- _Instruction_: Every line below should be copied exactly; drop the pictures.

- _Available data_:

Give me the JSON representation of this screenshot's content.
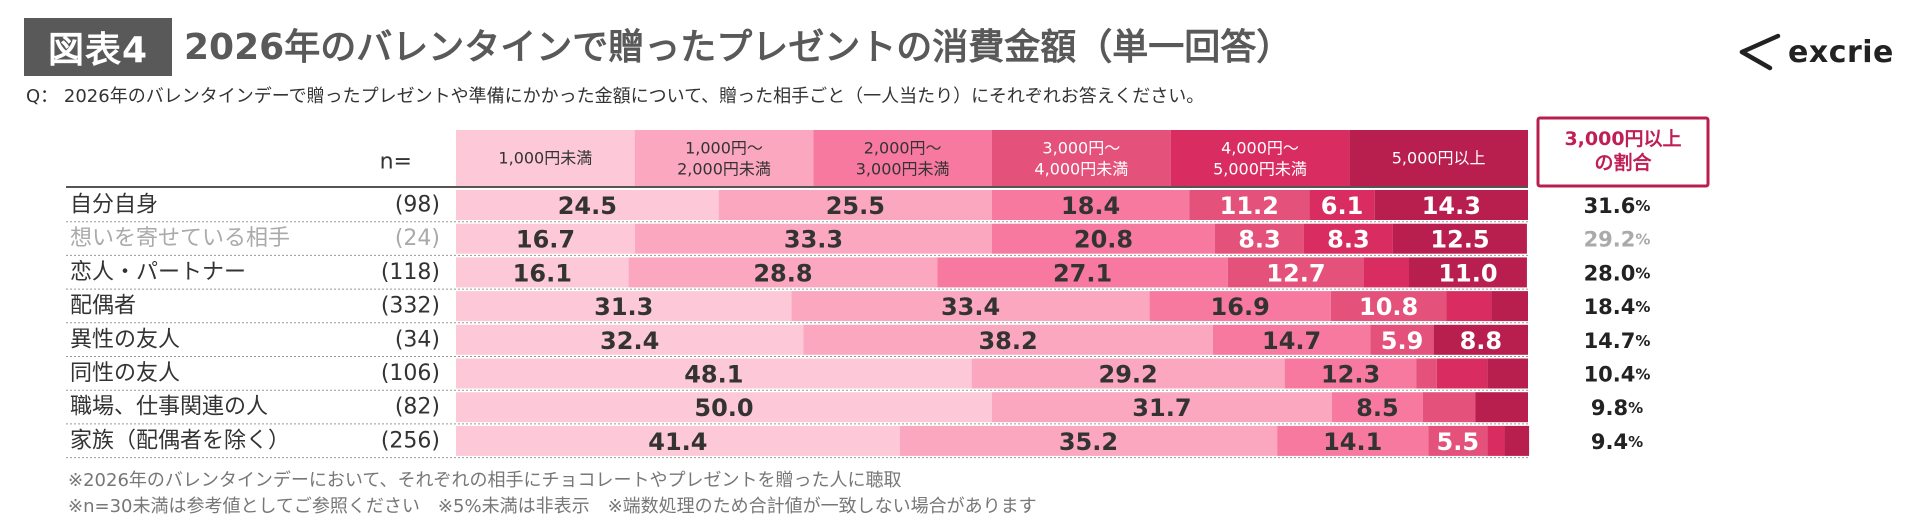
{
  "figure_label": "図表4",
  "title": "2026年のバレンタインで贈ったプレゼントの消費金額（単一回答）",
  "logo_text": "excrie",
  "question": "Q： 2026年のバレンタインデーで贈ったプレゼントや準備にかかった金額について、贈った相手ごと（一人当たり）にそれぞれお答えください。",
  "footnote1": "※2026年のバレンタインデーにおいて、それぞれの相手にチョコレートやプレゼントを贈った人に聴取",
  "footnote2": "※n=30未満は参考値としてご参照ください　※5%未満は非表示　※端数処理のため合計値が一致しない場合があります",
  "colors": {
    "segments": [
      "#fdc9d9",
      "#fca7c0",
      "#f8799f",
      "#e4517b",
      "#d92d62",
      "#b81f4e"
    ],
    "share_border": "#b81f4e",
    "share_text": "#c01f55",
    "text_light_bg": "#333333",
    "text_dark_bg": "#ffffff",
    "muted": "#aaaaaa"
  },
  "chart_data": {
    "type": "bar",
    "orientation": "horizontal-stacked-100",
    "n_header": "n=",
    "share_header": [
      "3,000円以上",
      "の割合"
    ],
    "legend": [
      [
        "1,000円未満"
      ],
      [
        "1,000円～",
        "2,000円未満"
      ],
      [
        "2,000円～",
        "3,000円未満"
      ],
      [
        "3,000円～",
        "4,000円未満"
      ],
      [
        "4,000円～",
        "5,000円未満"
      ],
      [
        "5,000円以上"
      ]
    ],
    "rows": [
      {
        "label": "自分自身",
        "n": "(98)",
        "muted": false,
        "values": [
          24.5,
          25.5,
          18.4,
          11.2,
          6.1,
          14.3
        ],
        "share": "31.6"
      },
      {
        "label": "想いを寄せている相手",
        "n": "(24)",
        "muted": true,
        "values": [
          16.7,
          33.3,
          20.8,
          8.3,
          8.3,
          12.5
        ],
        "share": "29.2"
      },
      {
        "label": "恋人・パートナー",
        "n": "(118)",
        "muted": false,
        "values": [
          16.1,
          28.8,
          27.1,
          12.7,
          4.2,
          11.0
        ],
        "share": "28.0"
      },
      {
        "label": "配偶者",
        "n": "(332)",
        "muted": false,
        "values": [
          31.3,
          33.4,
          16.9,
          10.8,
          4.2,
          3.4
        ],
        "share": "18.4"
      },
      {
        "label": "異性の友人",
        "n": "(34)",
        "muted": false,
        "values": [
          32.4,
          38.2,
          14.7,
          5.9,
          0.0,
          8.8
        ],
        "share": "14.7"
      },
      {
        "label": "同性の友人",
        "n": "(106)",
        "muted": false,
        "values": [
          48.1,
          29.2,
          12.3,
          1.9,
          4.7,
          3.8
        ],
        "share": "10.4"
      },
      {
        "label": "職場、仕事関連の人",
        "n": "(82)",
        "muted": false,
        "values": [
          50.0,
          31.7,
          8.5,
          4.9,
          0.0,
          4.9
        ],
        "share": "9.8"
      },
      {
        "label": "家族（配偶者を除く）",
        "n": "(256)",
        "muted": false,
        "values": [
          41.4,
          35.2,
          14.1,
          5.5,
          1.6,
          2.3
        ],
        "share": "9.4"
      }
    ],
    "label_threshold": 5,
    "unit": "%",
    "xlim": [
      0,
      100
    ]
  }
}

- _The solution_:
Give me the JSON representation of this screenshot's content.
{
  "figure_label": "図表4",
  "title": "2026年のバレンタインで贈ったプレゼントの消費金額（単一回答）",
  "logo_text": "excrie",
  "question": "Q： 2026年のバレンタインデーで贈ったプレゼントや準備にかかった金額について、贈った相手ごと（一人当たり）にそれぞれお答えください。",
  "footnote1": "※2026年のバレンタインデーにおいて、それぞれの相手にチョコレートやプレゼントを贈った人に聴取",
  "footnote2": "※n=30未満は参考値としてご参照ください　※5%未満は非表示　※端数処理のため合計値が一致しない場合があります",
  "colors": {
    "segments": [
      "#fdc9d9",
      "#fca7c0",
      "#f8799f",
      "#e4517b",
      "#d92d62",
      "#b81f4e"
    ],
    "share_border": "#b81f4e",
    "share_text": "#c01f55",
    "text_light_bg": "#333333",
    "text_dark_bg": "#ffffff",
    "muted": "#aaaaaa"
  },
  "chart_data": {
    "type": "bar",
    "orientation": "horizontal-stacked-100",
    "n_header": "n=",
    "share_header": [
      "3,000円以上",
      "の割合"
    ],
    "legend": [
      [
        "1,000円未満"
      ],
      [
        "1,000円～",
        "2,000円未満"
      ],
      [
        "2,000円～",
        "3,000円未満"
      ],
      [
        "3,000円～",
        "4,000円未満"
      ],
      [
        "4,000円～",
        "5,000円未満"
      ],
      [
        "5,000円以上"
      ]
    ],
    "rows": [
      {
        "label": "自分自身",
        "n": "(98)",
        "muted": false,
        "values": [
          24.5,
          25.5,
          18.4,
          11.2,
          6.1,
          14.3
        ],
        "share": "31.6"
      },
      {
        "label": "想いを寄せている相手",
        "n": "(24)",
        "muted": true,
        "values": [
          16.7,
          33.3,
          20.8,
          8.3,
          8.3,
          12.5
        ],
        "share": "29.2"
      },
      {
        "label": "恋人・パートナー",
        "n": "(118)",
        "muted": false,
        "values": [
          16.1,
          28.8,
          27.1,
          12.7,
          4.2,
          11.0
        ],
        "share": "28.0"
      },
      {
        "label": "配偶者",
        "n": "(332)",
        "muted": false,
        "values": [
          31.3,
          33.4,
          16.9,
          10.8,
          4.2,
          3.4
        ],
        "share": "18.4"
      },
      {
        "label": "異性の友人",
        "n": "(34)",
        "muted": false,
        "values": [
          32.4,
          38.2,
          14.7,
          5.9,
          0.0,
          8.8
        ],
        "share": "14.7"
      },
      {
        "label": "同性の友人",
        "n": "(106)",
        "muted": false,
        "values": [
          48.1,
          29.2,
          12.3,
          1.9,
          4.7,
          3.8
        ],
        "share": "10.4"
      },
      {
        "label": "職場、仕事関連の人",
        "n": "(82)",
        "muted": false,
        "values": [
          50.0,
          31.7,
          8.5,
          4.9,
          0.0,
          4.9
        ],
        "share": "9.8"
      },
      {
        "label": "家族（配偶者を除く）",
        "n": "(256)",
        "muted": false,
        "values": [
          41.4,
          35.2,
          14.1,
          5.5,
          1.6,
          2.3
        ],
        "share": "9.4"
      }
    ],
    "label_threshold": 5,
    "unit": "%",
    "xlim": [
      0,
      100
    ]
  }
}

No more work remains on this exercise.